%%

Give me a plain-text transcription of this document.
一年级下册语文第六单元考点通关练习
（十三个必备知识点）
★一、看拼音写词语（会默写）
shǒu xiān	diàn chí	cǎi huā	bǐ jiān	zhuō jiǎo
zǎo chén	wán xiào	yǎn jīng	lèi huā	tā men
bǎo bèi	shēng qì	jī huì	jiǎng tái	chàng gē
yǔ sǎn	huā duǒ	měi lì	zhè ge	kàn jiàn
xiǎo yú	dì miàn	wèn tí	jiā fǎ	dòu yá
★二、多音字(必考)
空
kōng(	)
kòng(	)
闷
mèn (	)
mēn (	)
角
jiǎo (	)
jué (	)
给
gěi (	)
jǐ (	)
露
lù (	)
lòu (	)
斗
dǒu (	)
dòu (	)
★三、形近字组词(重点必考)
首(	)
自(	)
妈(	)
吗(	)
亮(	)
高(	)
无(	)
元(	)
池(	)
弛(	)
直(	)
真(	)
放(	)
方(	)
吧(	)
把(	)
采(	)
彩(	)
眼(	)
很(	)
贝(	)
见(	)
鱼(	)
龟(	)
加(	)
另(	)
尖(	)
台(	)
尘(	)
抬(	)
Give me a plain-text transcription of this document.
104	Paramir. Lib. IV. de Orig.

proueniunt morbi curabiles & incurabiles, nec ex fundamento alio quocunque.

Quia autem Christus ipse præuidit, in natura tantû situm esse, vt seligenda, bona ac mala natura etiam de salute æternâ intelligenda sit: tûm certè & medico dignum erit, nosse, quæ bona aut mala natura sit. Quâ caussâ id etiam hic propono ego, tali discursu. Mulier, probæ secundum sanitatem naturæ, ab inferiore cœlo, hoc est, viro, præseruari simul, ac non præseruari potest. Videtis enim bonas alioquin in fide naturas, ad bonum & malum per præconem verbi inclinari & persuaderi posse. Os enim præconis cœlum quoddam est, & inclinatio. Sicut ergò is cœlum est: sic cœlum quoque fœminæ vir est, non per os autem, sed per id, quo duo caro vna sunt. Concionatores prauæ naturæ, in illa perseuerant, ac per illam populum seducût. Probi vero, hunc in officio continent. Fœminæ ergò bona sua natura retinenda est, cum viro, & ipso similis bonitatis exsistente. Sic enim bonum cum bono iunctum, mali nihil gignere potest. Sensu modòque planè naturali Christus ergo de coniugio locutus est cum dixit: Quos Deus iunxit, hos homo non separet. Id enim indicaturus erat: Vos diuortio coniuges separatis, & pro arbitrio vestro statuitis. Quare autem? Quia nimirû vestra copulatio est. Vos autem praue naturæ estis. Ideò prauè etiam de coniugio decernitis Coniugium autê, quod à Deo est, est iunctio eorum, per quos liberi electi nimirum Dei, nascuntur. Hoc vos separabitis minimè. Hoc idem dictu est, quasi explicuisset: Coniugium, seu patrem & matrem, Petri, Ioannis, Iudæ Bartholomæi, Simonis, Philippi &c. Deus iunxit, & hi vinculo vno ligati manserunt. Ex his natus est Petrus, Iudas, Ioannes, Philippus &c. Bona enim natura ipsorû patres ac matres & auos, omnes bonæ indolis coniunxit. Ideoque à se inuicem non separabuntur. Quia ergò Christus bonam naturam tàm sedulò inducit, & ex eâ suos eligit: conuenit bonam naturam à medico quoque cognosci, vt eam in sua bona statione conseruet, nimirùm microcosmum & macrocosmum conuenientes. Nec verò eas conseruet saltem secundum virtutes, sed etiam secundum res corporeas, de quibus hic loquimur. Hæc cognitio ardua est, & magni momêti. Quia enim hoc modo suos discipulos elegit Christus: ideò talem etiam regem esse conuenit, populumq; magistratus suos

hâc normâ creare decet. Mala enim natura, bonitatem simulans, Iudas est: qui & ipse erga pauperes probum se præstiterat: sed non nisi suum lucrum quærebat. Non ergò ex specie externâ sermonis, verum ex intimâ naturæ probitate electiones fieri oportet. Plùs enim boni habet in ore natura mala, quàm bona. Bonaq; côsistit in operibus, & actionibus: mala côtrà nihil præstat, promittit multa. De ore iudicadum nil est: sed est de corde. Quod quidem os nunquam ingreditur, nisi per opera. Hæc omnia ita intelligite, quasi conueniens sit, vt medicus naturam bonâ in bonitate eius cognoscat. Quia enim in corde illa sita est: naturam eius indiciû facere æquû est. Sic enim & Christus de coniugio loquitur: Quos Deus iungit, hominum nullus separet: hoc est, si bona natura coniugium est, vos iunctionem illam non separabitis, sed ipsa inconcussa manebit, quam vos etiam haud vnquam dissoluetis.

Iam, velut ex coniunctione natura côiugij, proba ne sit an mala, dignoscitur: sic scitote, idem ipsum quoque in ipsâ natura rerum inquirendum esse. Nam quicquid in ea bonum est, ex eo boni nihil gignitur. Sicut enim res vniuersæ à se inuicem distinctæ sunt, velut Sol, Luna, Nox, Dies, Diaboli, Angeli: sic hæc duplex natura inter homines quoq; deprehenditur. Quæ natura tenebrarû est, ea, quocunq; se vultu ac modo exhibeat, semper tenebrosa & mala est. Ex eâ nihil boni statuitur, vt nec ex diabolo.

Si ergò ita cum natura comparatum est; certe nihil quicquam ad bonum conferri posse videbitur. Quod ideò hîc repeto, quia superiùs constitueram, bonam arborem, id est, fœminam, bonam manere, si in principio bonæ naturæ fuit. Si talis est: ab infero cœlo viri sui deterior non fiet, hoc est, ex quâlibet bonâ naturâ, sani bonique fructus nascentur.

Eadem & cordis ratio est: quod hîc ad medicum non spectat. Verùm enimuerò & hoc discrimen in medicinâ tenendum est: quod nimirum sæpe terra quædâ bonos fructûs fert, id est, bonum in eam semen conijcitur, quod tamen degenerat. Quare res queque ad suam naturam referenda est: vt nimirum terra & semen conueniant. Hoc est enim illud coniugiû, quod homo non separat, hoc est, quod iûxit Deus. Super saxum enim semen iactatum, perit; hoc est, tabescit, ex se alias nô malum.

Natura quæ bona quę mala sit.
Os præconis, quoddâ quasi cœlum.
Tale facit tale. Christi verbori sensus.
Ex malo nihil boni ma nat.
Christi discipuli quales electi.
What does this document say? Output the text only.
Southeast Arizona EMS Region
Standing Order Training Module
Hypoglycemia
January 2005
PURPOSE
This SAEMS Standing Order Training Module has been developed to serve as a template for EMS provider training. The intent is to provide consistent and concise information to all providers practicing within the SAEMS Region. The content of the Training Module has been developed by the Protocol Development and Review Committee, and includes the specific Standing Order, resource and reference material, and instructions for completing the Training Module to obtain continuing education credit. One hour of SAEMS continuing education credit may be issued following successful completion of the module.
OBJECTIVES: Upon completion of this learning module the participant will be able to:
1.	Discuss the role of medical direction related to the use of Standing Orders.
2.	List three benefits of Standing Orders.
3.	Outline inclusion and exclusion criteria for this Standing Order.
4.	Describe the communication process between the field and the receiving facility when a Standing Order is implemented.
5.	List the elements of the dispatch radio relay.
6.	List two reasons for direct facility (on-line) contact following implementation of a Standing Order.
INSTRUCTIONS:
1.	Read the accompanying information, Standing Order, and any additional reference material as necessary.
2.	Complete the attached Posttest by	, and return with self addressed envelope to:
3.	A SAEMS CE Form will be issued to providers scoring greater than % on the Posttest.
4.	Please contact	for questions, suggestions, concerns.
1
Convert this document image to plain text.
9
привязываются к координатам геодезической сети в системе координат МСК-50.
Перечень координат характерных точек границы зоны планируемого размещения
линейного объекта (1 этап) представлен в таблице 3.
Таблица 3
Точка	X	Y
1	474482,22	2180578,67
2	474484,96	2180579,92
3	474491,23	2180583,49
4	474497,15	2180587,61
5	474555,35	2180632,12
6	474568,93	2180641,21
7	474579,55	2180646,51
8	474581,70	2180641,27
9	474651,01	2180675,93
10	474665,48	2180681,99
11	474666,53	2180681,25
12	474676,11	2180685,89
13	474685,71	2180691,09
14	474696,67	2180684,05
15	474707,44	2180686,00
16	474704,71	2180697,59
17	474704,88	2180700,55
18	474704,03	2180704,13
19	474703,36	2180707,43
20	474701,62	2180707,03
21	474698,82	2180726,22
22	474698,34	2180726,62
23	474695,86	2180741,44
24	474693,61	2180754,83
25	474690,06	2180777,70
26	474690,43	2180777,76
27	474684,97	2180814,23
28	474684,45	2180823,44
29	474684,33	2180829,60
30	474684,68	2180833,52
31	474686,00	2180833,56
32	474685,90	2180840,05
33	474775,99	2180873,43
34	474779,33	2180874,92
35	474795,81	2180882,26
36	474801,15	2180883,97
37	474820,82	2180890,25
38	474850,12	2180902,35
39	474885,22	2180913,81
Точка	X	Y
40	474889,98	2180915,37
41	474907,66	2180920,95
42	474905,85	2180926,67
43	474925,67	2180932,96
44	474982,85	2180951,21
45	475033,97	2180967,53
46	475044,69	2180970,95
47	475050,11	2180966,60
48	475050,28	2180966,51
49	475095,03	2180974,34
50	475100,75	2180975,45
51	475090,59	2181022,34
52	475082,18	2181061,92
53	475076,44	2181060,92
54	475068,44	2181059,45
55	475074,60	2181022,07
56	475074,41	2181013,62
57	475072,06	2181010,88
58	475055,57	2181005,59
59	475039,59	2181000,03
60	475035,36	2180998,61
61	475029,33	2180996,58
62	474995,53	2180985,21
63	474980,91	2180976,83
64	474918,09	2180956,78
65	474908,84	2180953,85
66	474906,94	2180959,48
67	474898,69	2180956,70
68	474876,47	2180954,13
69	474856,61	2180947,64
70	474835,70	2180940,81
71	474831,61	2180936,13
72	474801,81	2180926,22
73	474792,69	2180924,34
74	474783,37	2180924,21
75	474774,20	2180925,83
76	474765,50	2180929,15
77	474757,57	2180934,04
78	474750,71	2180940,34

%%

| WHAT TO PRODUCE |
List all lines in the material containing the string "Orders".

| REPLY TO THE TASK |
1.	Discuss the role of medical direction related to the use of Standing Orders.
2.	List three benefits of Standing Orders.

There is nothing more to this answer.